[Supplied records]:
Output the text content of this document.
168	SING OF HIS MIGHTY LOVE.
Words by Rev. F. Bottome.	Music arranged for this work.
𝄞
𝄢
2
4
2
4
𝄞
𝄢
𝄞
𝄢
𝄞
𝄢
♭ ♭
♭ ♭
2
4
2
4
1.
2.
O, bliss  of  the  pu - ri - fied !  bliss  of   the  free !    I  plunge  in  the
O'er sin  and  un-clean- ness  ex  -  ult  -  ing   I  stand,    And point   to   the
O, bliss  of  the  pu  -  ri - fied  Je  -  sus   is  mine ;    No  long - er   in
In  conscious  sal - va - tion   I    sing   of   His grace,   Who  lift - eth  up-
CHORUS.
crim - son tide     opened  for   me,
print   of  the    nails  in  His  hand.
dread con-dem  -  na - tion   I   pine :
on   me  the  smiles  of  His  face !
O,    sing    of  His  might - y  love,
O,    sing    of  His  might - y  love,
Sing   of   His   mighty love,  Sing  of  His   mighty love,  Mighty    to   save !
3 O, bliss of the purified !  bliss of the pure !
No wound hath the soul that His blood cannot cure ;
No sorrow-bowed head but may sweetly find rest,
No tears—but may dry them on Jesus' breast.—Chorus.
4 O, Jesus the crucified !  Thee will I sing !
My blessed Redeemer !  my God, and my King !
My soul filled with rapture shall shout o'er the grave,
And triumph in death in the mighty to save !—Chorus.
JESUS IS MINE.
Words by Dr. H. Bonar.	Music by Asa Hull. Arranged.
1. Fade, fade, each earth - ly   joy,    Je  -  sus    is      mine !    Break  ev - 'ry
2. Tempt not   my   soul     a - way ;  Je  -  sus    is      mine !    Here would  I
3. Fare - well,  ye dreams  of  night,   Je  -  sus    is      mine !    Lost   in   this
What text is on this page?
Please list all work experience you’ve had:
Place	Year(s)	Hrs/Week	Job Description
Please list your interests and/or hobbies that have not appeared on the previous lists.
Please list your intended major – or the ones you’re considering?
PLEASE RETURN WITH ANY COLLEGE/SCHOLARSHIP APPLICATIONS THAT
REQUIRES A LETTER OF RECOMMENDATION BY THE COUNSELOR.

[Given task]: Using the records above, say how many lines include the string "bliss". Only the number is wanted.

[Problem solution]: 3